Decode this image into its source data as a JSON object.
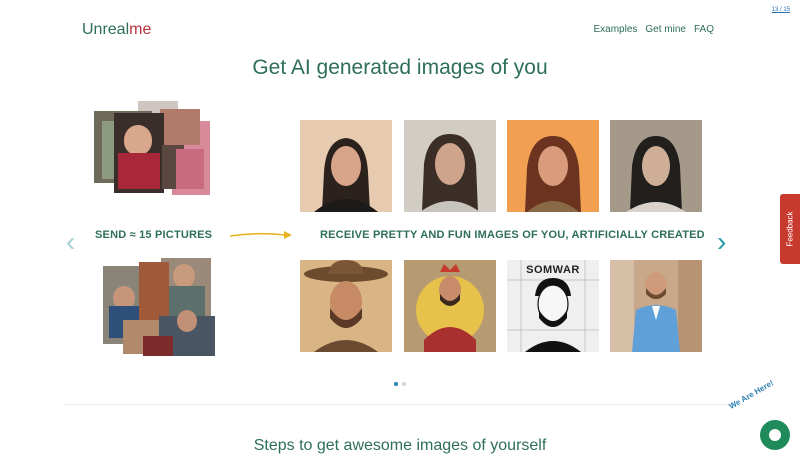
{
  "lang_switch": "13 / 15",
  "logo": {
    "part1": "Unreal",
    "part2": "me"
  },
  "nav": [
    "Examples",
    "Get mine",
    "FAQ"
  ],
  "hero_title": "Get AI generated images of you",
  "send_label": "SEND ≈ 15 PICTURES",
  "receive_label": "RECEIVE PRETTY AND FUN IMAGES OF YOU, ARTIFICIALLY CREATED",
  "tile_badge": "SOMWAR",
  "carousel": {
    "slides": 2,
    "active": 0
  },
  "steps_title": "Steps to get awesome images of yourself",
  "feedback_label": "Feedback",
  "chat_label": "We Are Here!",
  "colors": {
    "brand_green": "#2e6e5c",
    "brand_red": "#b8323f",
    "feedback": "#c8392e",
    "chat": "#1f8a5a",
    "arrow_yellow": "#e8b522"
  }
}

:::::

Leave out the pictures and output every record above precisely as given.

Decode this image into its source data as a JSON object.
{
  "lang_switch": "13 / 15",
  "logo": {
    "part1": "Unreal",
    "part2": "me"
  },
  "nav": [
    "Examples",
    "Get mine",
    "FAQ"
  ],
  "hero_title": "Get AI generated images of you",
  "send_label": "SEND ≈ 15 PICTURES",
  "receive_label": "RECEIVE PRETTY AND FUN IMAGES OF YOU, ARTIFICIALLY CREATED",
  "tile_badge": "SOMWAR",
  "carousel": {
    "slides": 2,
    "active": 0
  },
  "steps_title": "Steps to get awesome images of yourself",
  "feedback_label": "Feedback",
  "chat_label": "We Are Here!",
  "colors": {
    "brand_green": "#2e6e5c",
    "brand_red": "#b8323f",
    "feedback": "#c8392e",
    "chat": "#1f8a5a",
    "arrow_yellow": "#e8b522"
  }
}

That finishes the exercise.